**AIM OF THE TASK:**
Search the material for the string "JSON" and copy each line where it occurs.
____________________
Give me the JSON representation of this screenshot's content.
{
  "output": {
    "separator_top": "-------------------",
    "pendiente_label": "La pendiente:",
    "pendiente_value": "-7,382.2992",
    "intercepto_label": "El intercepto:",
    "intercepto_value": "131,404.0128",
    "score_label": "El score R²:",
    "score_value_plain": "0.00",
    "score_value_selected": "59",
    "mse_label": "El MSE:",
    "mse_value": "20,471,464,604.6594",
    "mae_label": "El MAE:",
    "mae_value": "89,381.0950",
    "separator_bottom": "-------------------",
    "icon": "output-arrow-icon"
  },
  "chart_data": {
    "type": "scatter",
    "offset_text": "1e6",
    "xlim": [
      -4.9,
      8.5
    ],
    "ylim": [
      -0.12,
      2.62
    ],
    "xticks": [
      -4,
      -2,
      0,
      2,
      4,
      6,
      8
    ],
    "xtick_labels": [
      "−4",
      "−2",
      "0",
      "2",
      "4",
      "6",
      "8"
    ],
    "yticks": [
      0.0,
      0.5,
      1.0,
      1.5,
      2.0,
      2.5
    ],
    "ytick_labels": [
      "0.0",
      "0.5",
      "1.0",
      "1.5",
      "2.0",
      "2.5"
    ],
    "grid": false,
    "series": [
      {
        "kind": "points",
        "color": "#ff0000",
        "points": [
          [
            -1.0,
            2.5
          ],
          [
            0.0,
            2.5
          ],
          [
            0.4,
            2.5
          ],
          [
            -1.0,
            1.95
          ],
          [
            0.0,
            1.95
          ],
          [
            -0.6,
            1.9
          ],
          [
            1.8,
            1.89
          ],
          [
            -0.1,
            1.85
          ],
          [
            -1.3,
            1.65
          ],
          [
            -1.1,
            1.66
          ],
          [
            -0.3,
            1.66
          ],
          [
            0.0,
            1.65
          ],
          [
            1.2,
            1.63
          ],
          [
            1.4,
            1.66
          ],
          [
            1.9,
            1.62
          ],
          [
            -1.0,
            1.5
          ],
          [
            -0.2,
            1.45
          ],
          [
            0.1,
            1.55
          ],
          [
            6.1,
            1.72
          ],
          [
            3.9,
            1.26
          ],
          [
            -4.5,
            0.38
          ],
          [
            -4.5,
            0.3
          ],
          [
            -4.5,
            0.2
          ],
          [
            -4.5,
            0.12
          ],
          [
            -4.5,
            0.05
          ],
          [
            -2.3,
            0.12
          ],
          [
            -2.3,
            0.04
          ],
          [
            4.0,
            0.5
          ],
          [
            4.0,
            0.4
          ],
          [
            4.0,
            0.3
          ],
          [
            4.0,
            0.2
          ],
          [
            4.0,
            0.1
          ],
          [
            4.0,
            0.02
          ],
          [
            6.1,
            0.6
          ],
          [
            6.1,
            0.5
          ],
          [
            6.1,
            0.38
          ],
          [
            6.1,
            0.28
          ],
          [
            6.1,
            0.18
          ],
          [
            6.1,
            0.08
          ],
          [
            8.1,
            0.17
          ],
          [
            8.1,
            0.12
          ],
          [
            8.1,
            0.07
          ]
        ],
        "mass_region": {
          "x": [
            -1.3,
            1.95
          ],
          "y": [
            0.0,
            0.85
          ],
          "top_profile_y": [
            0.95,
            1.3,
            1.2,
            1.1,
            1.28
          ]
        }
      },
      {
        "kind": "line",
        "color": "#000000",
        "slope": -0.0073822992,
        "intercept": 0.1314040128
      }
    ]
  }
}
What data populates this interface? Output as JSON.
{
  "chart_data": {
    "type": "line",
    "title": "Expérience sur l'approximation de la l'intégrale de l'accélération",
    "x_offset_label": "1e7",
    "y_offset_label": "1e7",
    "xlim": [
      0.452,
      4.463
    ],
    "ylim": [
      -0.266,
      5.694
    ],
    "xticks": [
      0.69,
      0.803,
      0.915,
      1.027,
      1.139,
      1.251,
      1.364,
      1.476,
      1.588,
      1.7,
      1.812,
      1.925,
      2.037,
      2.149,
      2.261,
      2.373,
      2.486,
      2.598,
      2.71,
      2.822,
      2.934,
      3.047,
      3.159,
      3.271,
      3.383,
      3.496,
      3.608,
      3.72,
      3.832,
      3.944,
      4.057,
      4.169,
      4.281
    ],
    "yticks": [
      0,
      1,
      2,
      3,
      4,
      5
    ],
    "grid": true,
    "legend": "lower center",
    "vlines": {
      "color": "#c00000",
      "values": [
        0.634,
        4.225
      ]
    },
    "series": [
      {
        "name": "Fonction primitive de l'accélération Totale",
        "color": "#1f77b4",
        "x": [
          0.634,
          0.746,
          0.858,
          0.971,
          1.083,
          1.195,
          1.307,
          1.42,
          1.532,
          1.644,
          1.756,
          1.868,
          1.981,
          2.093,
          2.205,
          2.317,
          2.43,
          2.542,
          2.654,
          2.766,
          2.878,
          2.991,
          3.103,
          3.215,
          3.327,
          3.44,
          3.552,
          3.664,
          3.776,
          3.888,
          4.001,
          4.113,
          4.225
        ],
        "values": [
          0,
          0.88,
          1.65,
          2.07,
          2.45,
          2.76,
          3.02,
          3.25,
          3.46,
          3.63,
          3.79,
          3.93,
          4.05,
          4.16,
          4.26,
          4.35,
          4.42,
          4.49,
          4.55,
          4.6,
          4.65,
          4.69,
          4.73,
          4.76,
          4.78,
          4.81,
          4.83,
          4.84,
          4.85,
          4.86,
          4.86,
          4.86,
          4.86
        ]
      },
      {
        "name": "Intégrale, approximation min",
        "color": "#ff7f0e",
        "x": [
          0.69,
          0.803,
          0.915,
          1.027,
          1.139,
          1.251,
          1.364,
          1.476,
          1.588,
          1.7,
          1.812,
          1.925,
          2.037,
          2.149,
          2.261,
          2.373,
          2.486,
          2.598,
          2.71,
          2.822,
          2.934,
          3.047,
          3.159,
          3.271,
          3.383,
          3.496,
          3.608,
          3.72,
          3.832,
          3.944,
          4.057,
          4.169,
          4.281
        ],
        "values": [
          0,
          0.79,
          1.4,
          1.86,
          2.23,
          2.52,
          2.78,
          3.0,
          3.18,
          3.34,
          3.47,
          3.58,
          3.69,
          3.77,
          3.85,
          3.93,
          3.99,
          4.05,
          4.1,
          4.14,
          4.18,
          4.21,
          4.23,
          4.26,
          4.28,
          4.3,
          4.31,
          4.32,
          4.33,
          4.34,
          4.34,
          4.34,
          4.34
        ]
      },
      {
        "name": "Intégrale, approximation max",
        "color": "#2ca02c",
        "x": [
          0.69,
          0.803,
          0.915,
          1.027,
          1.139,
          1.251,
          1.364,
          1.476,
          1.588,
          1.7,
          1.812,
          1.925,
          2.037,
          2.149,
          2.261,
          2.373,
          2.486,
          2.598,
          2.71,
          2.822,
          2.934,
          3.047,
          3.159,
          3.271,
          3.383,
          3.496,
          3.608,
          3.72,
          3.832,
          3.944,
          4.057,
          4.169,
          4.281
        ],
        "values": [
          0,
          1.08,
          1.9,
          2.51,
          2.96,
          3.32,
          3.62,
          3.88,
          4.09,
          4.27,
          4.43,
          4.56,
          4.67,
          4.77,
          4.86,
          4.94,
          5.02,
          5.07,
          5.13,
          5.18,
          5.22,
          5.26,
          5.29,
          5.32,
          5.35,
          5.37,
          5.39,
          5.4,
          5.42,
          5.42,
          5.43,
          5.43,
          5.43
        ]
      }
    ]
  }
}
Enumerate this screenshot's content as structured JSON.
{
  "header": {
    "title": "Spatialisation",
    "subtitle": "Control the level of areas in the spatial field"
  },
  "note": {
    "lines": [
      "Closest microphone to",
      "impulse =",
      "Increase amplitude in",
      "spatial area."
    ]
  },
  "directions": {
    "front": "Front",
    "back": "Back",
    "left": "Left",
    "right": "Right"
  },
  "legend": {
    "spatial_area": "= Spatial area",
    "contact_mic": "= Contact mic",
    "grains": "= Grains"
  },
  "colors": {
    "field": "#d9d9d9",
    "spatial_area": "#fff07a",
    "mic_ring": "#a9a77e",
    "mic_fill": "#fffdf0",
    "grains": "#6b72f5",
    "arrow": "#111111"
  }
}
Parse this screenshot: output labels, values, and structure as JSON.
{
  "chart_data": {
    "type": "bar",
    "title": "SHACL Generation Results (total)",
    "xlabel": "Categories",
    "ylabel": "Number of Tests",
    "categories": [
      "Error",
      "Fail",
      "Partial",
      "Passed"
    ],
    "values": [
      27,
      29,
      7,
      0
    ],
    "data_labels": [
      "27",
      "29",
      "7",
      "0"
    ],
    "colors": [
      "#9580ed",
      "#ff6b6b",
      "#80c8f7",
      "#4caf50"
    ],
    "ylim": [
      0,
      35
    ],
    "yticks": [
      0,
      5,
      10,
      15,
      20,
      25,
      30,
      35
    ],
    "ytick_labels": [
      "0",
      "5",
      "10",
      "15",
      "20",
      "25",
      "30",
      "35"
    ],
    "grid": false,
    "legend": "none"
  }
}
____________________
**REPLY:**
Give me the JSON representation of this screenshot's content.
What data populates this interface? Output as JSON.
Enumerate this screenshot's content as structured JSON.
Parse this screenshot: output labels, values, and structure as JSON.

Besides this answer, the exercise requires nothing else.